Start of Supplied data

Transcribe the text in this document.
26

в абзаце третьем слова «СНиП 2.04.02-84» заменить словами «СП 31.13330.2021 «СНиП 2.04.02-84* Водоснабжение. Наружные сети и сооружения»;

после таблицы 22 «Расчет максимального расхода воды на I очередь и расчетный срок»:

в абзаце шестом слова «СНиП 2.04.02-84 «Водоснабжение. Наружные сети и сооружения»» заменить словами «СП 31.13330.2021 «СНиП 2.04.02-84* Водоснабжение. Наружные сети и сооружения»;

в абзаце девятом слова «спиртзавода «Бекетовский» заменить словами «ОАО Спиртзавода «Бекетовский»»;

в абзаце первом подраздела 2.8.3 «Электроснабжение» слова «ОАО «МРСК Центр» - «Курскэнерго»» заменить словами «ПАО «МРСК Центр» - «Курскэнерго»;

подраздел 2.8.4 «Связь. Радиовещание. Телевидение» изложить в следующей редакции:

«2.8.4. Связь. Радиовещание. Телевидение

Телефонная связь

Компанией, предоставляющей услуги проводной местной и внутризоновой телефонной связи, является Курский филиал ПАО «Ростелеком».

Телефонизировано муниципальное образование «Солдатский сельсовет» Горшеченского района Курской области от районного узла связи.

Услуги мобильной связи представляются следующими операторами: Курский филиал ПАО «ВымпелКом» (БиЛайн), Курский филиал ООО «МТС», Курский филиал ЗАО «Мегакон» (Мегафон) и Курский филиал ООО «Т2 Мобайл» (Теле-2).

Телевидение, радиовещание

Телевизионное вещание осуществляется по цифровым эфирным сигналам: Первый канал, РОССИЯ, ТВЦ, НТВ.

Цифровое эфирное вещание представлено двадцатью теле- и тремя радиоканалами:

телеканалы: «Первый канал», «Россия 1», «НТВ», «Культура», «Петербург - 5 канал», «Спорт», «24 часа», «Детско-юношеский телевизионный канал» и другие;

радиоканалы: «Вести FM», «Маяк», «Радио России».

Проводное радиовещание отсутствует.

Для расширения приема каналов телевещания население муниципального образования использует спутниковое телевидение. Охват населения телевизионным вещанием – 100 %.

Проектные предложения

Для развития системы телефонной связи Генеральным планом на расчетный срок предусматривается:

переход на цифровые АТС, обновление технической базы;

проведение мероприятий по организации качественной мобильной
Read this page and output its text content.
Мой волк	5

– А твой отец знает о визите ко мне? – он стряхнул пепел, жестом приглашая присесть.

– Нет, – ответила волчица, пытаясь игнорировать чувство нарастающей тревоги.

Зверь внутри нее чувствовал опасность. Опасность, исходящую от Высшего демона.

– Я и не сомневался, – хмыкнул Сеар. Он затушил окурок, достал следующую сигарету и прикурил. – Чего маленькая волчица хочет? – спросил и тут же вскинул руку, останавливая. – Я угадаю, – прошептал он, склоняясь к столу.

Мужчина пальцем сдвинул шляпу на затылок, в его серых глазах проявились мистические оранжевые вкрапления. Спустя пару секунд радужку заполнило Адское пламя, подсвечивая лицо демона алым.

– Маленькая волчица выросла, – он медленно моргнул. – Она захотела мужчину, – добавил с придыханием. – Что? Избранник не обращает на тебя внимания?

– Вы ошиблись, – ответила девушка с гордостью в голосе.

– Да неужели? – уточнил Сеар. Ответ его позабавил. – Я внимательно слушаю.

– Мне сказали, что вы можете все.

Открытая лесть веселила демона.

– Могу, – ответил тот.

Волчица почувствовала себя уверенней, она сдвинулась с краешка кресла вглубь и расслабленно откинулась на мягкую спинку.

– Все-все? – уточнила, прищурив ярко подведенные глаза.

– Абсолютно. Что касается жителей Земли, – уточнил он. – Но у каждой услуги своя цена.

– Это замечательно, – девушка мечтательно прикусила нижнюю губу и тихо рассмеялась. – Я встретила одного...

End of Supplied data

*Task prompt*: Write out every line of the preceding listing that contains "Первый".

*Task answer*:
Телевизионное вещание осуществляется по цифровым эфирным сигналам: Первый канал, РОССИЯ, ТВЦ, НТВ.
телеканалы: «Первый канал», «Россия 1», «НТВ», «Культура», «Петербург - 5 канал», «Спорт», «24 часа», «Детско-юношеский телевизионный канал» и другие;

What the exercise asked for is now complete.